** start Materials provided **

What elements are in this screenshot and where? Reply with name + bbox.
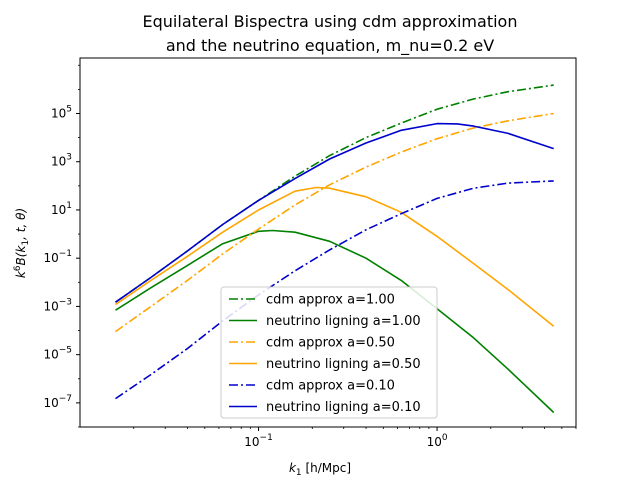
x-axis-label: k1 [h/Mpc] <box>289 461 351 478</box>
y-tick-label: 105 <box>51 104 72 120</box>
y-tick-label: 10−5 <box>43 346 72 362</box>
y-tick-label-exp: −5 <box>59 346 72 356</box>
x-tick-label-exp: −1 <box>260 433 273 443</box>
legend-box <box>220 286 438 419</box>
legend-label-5: neutrino ligning a=0.10 <box>266 400 421 415</box>
y-tick-label-base: 10 <box>43 251 58 265</box>
y-tick-label-exp: −7 <box>59 394 72 404</box>
y-tick-label: 10−1 <box>43 249 72 265</box>
y-tick-label: 101 <box>51 201 72 217</box>
series-line-5 <box>115 122 554 303</box>
y-axis-label-mid: B(k <box>14 245 28 266</box>
x-tick-label-base: 10 <box>244 435 259 449</box>
legend-label-3: neutrino ligning a=0.50 <box>266 357 421 372</box>
x-axis-label-base: k <box>289 461 297 475</box>
y-tick-label-base: 10 <box>51 203 66 217</box>
plot-lines <box>115 84 555 414</box>
y-tick-label-base: 10 <box>43 396 58 410</box>
y-tick-label-base: 10 <box>43 299 58 313</box>
y-tick-label-base: 10 <box>51 155 66 169</box>
legend-label-0: cdm approx a=1.00 <box>266 293 395 308</box>
y-tick-label-base: 10 <box>43 348 58 362</box>
plot-frame <box>79 57 577 428</box>
series-line-2 <box>115 112 554 333</box>
legend-label-2: cdm approx a=0.50 <box>266 336 395 351</box>
y-axis-label-sup: 6 <box>13 265 23 271</box>
y-tick-label-exp: −1 <box>59 249 72 259</box>
y-axis-label-sub: 1 <box>21 240 31 246</box>
legend-label-1: neutrino ligning a=1.00 <box>266 314 421 329</box>
y-tick-label-base: 10 <box>51 106 66 120</box>
x-tick-label: 100 <box>427 433 448 449</box>
y-tick-label-exp: 1 <box>66 201 72 211</box>
y-tick-label: 10−3 <box>43 297 72 313</box>
y-tick-label-exp: 3 <box>66 153 72 163</box>
y-tick-label: 10−7 <box>43 394 72 410</box>
y-axis-label-pre: k <box>14 270 28 278</box>
series-line-1 <box>115 229 555 414</box>
chart-title-line-2: and the neutrino equation, m_nu=0.2 eV <box>166 36 494 56</box>
x-tick-label-base: 10 <box>427 435 442 449</box>
series-line-3 <box>115 186 555 327</box>
y-axis-label: k6B(k1, t, θ) <box>13 208 31 278</box>
y-tick-label-exp: 5 <box>66 104 72 114</box>
y-tick-label-exp: −3 <box>59 297 72 307</box>
chart-title-line-1: Equilateral Bispectra using cdm approxim… <box>143 12 518 31</box>
x-axis-label-sub: 1 <box>296 468 302 478</box>
legend: cdm approx a=1.00 neutrino ligning a=1.00… <box>220 286 438 419</box>
x-tick-label: 10−1 <box>244 433 273 449</box>
y-tick-label: 103 <box>51 153 72 169</box>
series-line-4 <box>115 180 554 400</box>
legend-label-4: cdm approx a=0.10 <box>266 379 395 394</box>
x-axis-label-unit: [h/Mpc] <box>302 461 351 475</box>
y-axis-label-post: , t, θ) <box>14 208 28 240</box>
x-tick-label-exp: 0 <box>442 433 448 443</box>
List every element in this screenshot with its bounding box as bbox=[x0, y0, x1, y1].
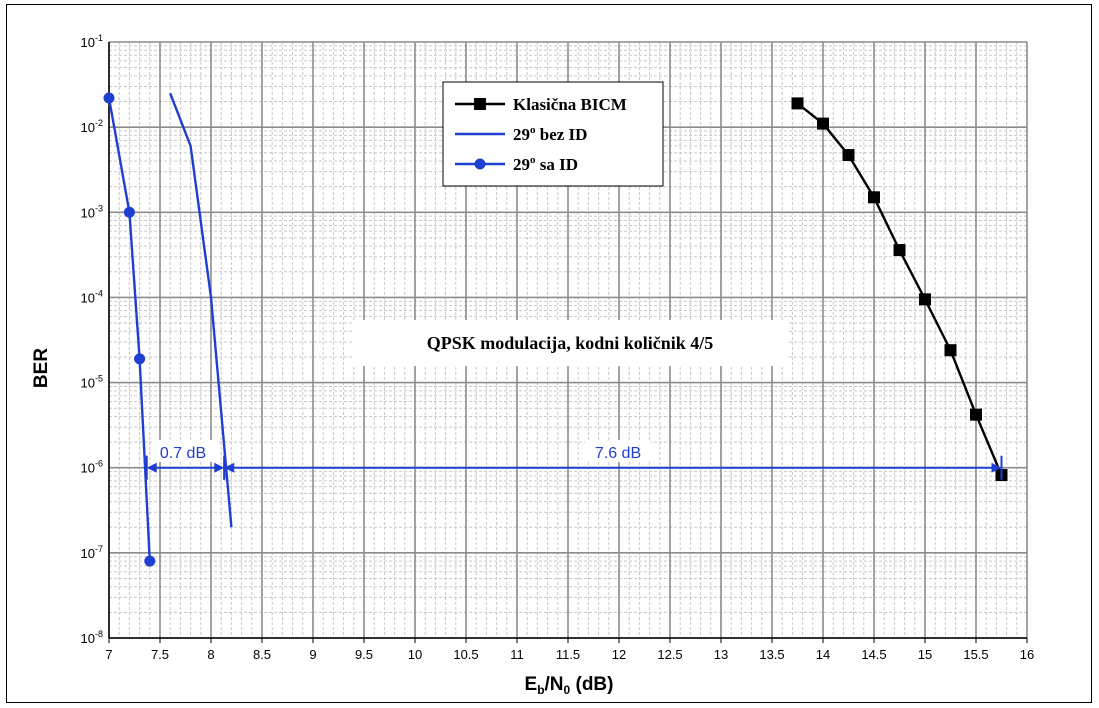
y-tick-label: 10-5 bbox=[81, 374, 103, 391]
arrow-head-left bbox=[224, 462, 235, 473]
arrow-head-left bbox=[146, 462, 157, 473]
legend-label-0: Klasična BICM bbox=[513, 95, 627, 114]
annotations: QPSK modulacija, kodni količnik 4/5 0.7 … bbox=[145, 320, 1003, 480]
data-point-circle bbox=[103, 92, 115, 104]
x-tick-label: 8.5 bbox=[253, 647, 271, 662]
x-tick-label: 12 bbox=[612, 647, 626, 662]
x-tick-label: 10 bbox=[408, 647, 422, 662]
data-point-square bbox=[868, 191, 880, 204]
x-tick-label: 11.5 bbox=[556, 647, 580, 662]
x-tick-label: 15 bbox=[918, 647, 932, 662]
x-tick-label: 7 bbox=[105, 647, 112, 662]
data-series bbox=[103, 92, 1008, 567]
y-tick-label: 10-1 bbox=[81, 33, 103, 50]
y-tick-label: 10-7 bbox=[81, 544, 103, 561]
x-tick-label: 12.5 bbox=[657, 647, 682, 662]
x-tick-label: 8 bbox=[207, 647, 214, 662]
data-point-square bbox=[817, 117, 829, 130]
legend-marker-square bbox=[474, 98, 486, 110]
arrow-head-right bbox=[991, 462, 1002, 473]
data-point-square bbox=[944, 344, 957, 357]
y-tick-label: 10-4 bbox=[81, 288, 103, 305]
y-tick-label: 10-6 bbox=[81, 459, 103, 476]
x-tick-label: 16 bbox=[1020, 647, 1034, 662]
dimension-arrow-1 bbox=[223, 455, 1003, 480]
y-tick-labels: 10-1 10-2 10-3 10-4 10-5 10-6 10-7 10-8 bbox=[81, 33, 103, 646]
arrow-head-right bbox=[214, 462, 225, 473]
dB-label-bg-2 bbox=[585, 440, 651, 462]
annotation-text: QPSK modulacija, kodni količnik 4/5 bbox=[427, 333, 714, 353]
y-tick-label: 10-3 bbox=[81, 203, 103, 220]
y-tick-label: 10-8 bbox=[81, 629, 103, 646]
series-line-2 bbox=[107, 97, 151, 562]
dB-label-bg-1 bbox=[152, 440, 218, 462]
y-axis-title: BER bbox=[31, 348, 52, 388]
x-axis-title: Eb/N0 (dB) bbox=[525, 674, 614, 697]
data-point-circle bbox=[144, 555, 156, 567]
data-point-circle bbox=[134, 353, 146, 365]
x-tick-labels: 7 7.5 8 8.5 9 9.5 10 10.5 11 11.5 12 12.5 13 13.5 14 14… bbox=[105, 638, 1034, 662]
series-line-1 bbox=[169, 92, 233, 528]
x-tick-label: 14.5 bbox=[861, 647, 886, 662]
data-point-square bbox=[842, 149, 855, 162]
data-point-square bbox=[970, 408, 982, 421]
x-tick-label: 13.5 bbox=[759, 647, 784, 662]
x-tick-label: 15.5 bbox=[963, 647, 988, 662]
data-point-square bbox=[893, 244, 906, 257]
x-tick-label: 7.5 bbox=[151, 647, 169, 662]
x-tick-label: 14 bbox=[816, 647, 830, 662]
data-point-square bbox=[791, 97, 804, 110]
x-tick-label: 13 bbox=[714, 647, 728, 662]
figure-frame bbox=[6, 4, 1092, 703]
legend: Klasična BICM 29o bez ID 29o sa ID bbox=[442, 81, 664, 187]
annotation-7.6dB: 7.6 dB bbox=[595, 445, 641, 462]
legend-marker-circle bbox=[474, 158, 486, 170]
x-tick-label: 9 bbox=[309, 647, 316, 662]
y-tick-label: 10-2 bbox=[81, 118, 103, 135]
legend-label-2: 29o sa ID bbox=[513, 154, 578, 174]
x-tick-label: 10.5 bbox=[453, 647, 478, 662]
x-tick-label: 11 bbox=[510, 647, 524, 662]
annotation-box bbox=[352, 320, 788, 366]
legend-label-1: 29o bez ID bbox=[513, 124, 587, 144]
annotation-0.7dB: 0.7 dB bbox=[160, 445, 206, 462]
data-point-square bbox=[919, 293, 931, 306]
data-point-circle bbox=[123, 206, 135, 218]
x-tick-label: 9.5 bbox=[355, 647, 373, 662]
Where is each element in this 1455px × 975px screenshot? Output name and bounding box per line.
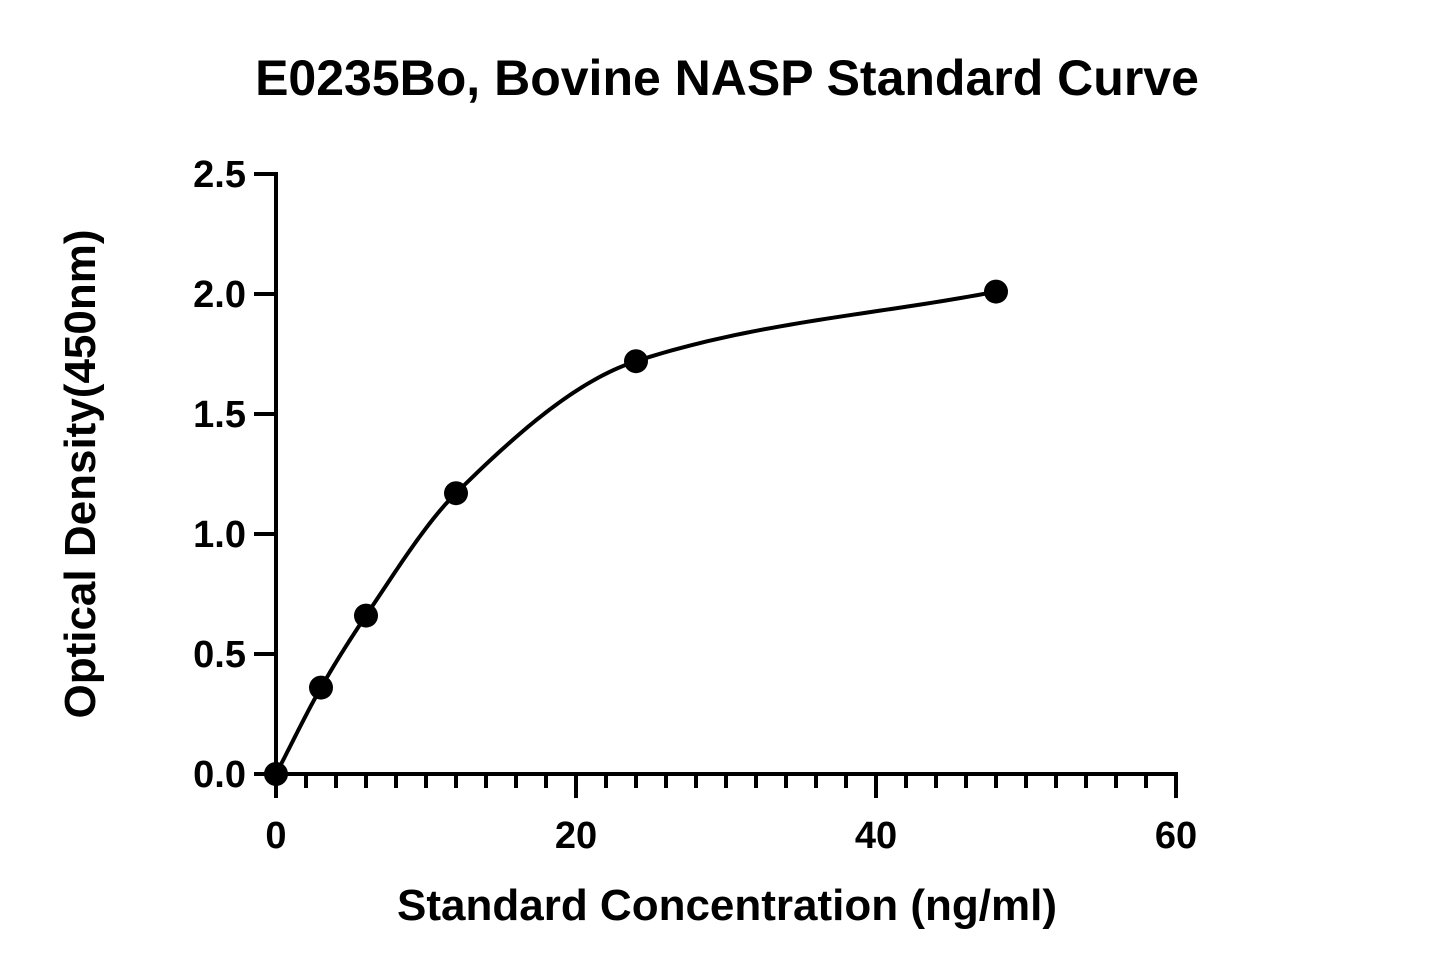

** end Materials provided **

- **Aim**:
Rewrite the data between the line holding "x-axis-label: k1 [h/Mpc]" and the line holding "legend-label-5: neutrino ligning", inclusive, substituting "legend-frame" for "legend-box" and leaving everything else unchanged.

- **Final result**:
x-axis-label: k1 [h/Mpc] <box>289 461 351 478</box>
y-tick-label: 105 <box>51 104 72 120</box>
y-tick-label: 10−5 <box>43 346 72 362</box>
y-tick-label-exp: −5 <box>59 346 72 356</box>
x-tick-label-exp: −1 <box>260 433 273 443</box>
legend-frame <box>220 286 438 419</box>
legend-label-5: neutrino ligning a=0.10 <box>266 400 421 415</box>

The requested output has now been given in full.